* [What is needed] For this exercise, copy out each line of the material below that includes "xlabel".
---------------
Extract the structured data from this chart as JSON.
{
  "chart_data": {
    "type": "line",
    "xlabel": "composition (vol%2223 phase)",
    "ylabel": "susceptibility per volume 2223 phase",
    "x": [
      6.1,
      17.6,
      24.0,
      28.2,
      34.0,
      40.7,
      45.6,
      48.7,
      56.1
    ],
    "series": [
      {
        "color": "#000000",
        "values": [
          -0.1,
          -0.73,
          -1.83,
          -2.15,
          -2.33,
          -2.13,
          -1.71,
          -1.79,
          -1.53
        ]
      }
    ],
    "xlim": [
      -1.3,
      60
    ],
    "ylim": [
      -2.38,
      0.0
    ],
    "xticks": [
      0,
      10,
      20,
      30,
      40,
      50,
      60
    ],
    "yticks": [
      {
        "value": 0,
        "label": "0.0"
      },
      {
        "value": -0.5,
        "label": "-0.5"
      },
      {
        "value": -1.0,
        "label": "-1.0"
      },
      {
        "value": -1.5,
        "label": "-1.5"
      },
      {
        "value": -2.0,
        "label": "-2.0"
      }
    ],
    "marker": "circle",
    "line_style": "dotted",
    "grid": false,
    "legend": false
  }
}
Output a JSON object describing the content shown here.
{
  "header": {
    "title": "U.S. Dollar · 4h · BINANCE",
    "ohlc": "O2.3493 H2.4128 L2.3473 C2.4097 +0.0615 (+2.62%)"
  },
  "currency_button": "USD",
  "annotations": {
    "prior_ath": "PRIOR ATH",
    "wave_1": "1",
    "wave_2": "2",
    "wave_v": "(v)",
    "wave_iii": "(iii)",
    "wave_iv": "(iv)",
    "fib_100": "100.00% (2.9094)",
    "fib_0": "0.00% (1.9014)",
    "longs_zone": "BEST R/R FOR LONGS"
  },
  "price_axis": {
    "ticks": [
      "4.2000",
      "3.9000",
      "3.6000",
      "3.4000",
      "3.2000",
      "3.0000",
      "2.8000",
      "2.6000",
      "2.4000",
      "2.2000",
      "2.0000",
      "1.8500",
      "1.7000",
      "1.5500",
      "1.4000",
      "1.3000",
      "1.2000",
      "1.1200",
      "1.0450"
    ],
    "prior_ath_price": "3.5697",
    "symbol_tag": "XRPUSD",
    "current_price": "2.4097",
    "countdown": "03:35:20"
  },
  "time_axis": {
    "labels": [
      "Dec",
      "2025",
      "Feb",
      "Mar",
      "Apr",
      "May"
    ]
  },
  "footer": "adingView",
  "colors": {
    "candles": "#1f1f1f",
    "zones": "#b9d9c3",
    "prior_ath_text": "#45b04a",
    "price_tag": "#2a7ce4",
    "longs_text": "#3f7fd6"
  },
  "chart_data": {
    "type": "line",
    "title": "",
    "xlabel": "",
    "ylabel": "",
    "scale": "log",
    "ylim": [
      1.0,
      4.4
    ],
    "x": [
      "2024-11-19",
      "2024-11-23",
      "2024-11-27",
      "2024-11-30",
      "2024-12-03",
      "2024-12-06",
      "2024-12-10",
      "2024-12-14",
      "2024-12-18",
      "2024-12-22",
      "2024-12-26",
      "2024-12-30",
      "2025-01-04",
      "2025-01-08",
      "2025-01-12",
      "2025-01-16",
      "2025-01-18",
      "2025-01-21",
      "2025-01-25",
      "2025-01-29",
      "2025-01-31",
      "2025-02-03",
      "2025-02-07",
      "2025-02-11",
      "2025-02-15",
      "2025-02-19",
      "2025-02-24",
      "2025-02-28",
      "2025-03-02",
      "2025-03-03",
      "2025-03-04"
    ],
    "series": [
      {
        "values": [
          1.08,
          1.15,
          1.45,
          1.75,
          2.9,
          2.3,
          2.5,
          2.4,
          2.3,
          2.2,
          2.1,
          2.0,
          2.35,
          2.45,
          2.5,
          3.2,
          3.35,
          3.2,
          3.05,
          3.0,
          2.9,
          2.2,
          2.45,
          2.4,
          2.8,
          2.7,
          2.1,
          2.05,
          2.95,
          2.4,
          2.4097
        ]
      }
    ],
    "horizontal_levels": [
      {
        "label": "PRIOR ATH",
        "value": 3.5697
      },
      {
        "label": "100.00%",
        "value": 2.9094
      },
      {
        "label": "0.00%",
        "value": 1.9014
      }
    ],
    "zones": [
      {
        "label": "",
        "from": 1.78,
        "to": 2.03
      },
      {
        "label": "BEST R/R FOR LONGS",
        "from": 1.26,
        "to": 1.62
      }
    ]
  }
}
---------------
* [Answer to the task]
    "xlabel": "composition (vol%2223 phase)",
    "xlabel": "",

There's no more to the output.